**WHAT TO DO**:
Write out every entry, unchanged. Skip any picture.

**DATA SUPPLIED**:
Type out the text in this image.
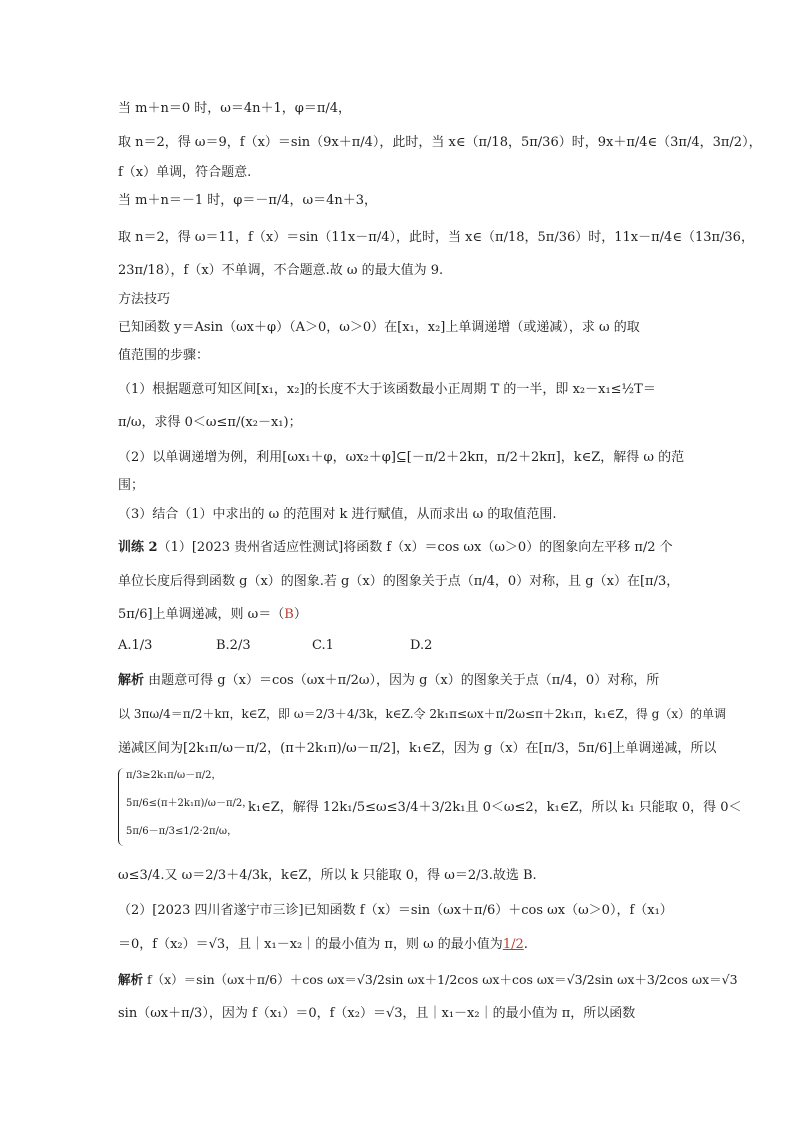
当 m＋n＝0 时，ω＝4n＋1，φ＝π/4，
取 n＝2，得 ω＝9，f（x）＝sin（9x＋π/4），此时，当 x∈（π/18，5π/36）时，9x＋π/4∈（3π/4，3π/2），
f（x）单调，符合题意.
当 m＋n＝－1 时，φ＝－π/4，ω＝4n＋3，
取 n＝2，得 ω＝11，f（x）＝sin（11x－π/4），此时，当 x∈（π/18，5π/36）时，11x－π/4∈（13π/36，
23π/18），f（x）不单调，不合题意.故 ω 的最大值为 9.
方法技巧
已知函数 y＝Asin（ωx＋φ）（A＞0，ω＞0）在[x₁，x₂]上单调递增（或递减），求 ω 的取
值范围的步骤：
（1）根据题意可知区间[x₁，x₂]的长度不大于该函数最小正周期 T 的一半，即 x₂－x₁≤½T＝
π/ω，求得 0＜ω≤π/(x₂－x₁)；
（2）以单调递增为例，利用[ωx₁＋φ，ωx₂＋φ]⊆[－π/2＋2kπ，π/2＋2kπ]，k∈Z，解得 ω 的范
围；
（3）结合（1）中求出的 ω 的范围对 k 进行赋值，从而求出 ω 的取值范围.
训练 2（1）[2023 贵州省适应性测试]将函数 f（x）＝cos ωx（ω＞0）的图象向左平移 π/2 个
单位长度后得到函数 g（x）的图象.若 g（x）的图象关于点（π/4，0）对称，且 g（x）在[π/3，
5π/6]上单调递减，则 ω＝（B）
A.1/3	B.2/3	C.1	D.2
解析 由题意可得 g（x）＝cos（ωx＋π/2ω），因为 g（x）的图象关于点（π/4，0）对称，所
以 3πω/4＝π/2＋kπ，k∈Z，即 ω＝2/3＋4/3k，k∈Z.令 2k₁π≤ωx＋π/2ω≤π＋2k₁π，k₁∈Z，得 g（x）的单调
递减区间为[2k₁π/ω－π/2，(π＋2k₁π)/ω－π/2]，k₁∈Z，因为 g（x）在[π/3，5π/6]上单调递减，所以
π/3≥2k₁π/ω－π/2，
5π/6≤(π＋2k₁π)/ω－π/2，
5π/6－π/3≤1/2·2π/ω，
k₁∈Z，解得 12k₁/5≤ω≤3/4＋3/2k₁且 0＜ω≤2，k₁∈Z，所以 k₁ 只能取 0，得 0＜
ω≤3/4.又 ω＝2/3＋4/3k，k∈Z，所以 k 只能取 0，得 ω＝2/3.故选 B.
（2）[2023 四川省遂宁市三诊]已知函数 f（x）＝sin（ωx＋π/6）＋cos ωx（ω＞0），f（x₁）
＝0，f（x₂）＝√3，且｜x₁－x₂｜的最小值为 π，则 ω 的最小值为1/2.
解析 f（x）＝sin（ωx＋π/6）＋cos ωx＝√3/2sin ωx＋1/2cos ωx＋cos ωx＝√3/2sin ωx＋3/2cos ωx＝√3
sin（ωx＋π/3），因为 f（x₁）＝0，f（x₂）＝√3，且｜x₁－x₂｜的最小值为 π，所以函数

**RESULT OF THE TASK**:
Type out the text in this image.
当 m＋n＝0 时，ω＝4n＋1，φ＝π/4，
取 n＝2，得 ω＝9，f（x）＝sin（9x＋π/4），此时，当 x∈（π/18，5π/36）时，9x＋π/4∈（3π/4，3π/2），
f（x）单调，符合题意.
当 m＋n＝－1 时，φ＝－π/4，ω＝4n＋3，
取 n＝2，得 ω＝11，f（x）＝sin（11x－π/4），此时，当 x∈（π/18，5π/36）时，11x－π/4∈（13π/36，
23π/18），f（x）不单调，不合题意.故 ω 的最大值为 9.
方法技巧
已知函数 y＝Asin（ωx＋φ）（A＞0，ω＞0）在[x₁，x₂]上单调递增（或递减），求 ω 的取
值范围的步骤：
（1）根据题意可知区间[x₁，x₂]的长度不大于该函数最小正周期 T 的一半，即 x₂－x₁≤½T＝
π/ω，求得 0＜ω≤π/(x₂－x₁)；
（2）以单调递增为例，利用[ωx₁＋φ，ωx₂＋φ]⊆[－π/2＋2kπ，π/2＋2kπ]，k∈Z，解得 ω 的范
围；
（3）结合（1）中求出的 ω 的范围对 k 进行赋值，从而求出 ω 的取值范围.
训练 2（1）[2023 贵州省适应性测试]将函数 f（x）＝cos ωx（ω＞0）的图象向左平移 π/2 个
单位长度后得到函数 g（x）的图象.若 g（x）的图象关于点（π/4，0）对称，且 g（x）在[π/3，
5π/6]上单调递减，则 ω＝（B）
A.1/3	B.2/3	C.1	D.2
解析 由题意可得 g（x）＝cos（ωx＋π/2ω），因为 g（x）的图象关于点（π/4，0）对称，所
以 3πω/4＝π/2＋kπ，k∈Z，即 ω＝2/3＋4/3k，k∈Z.令 2k₁π≤ωx＋π/2ω≤π＋2k₁π，k₁∈Z，得 g（x）的单调
递减区间为[2k₁π/ω－π/2，(π＋2k₁π)/ω－π/2]，k₁∈Z，因为 g（x）在[π/3，5π/6]上单调递减，所以
π/3≥2k₁π/ω－π/2，
5π/6≤(π＋2k₁π)/ω－π/2，
5π/6－π/3≤1/2·2π/ω，
k₁∈Z，解得 12k₁/5≤ω≤3/4＋3/2k₁且 0＜ω≤2，k₁∈Z，所以 k₁ 只能取 0，得 0＜
ω≤3/4.又 ω＝2/3＋4/3k，k∈Z，所以 k 只能取 0，得 ω＝2/3.故选 B.
（2）[2023 四川省遂宁市三诊]已知函数 f（x）＝sin（ωx＋π/6）＋cos ωx（ω＞0），f（x₁）
＝0，f（x₂）＝√3，且｜x₁－x₂｜的最小值为 π，则 ω 的最小值为1/2.
解析 f（x）＝sin（ωx＋π/6）＋cos ωx＝√3/2sin ωx＋1/2cos ωx＋cos ωx＝√3/2sin ωx＋3/2cos ωx＝√3
sin（ωx＋π/3），因为 f（x₁）＝0，f（x₂）＝√3，且｜x₁－x₂｜的最小值为 π，所以函数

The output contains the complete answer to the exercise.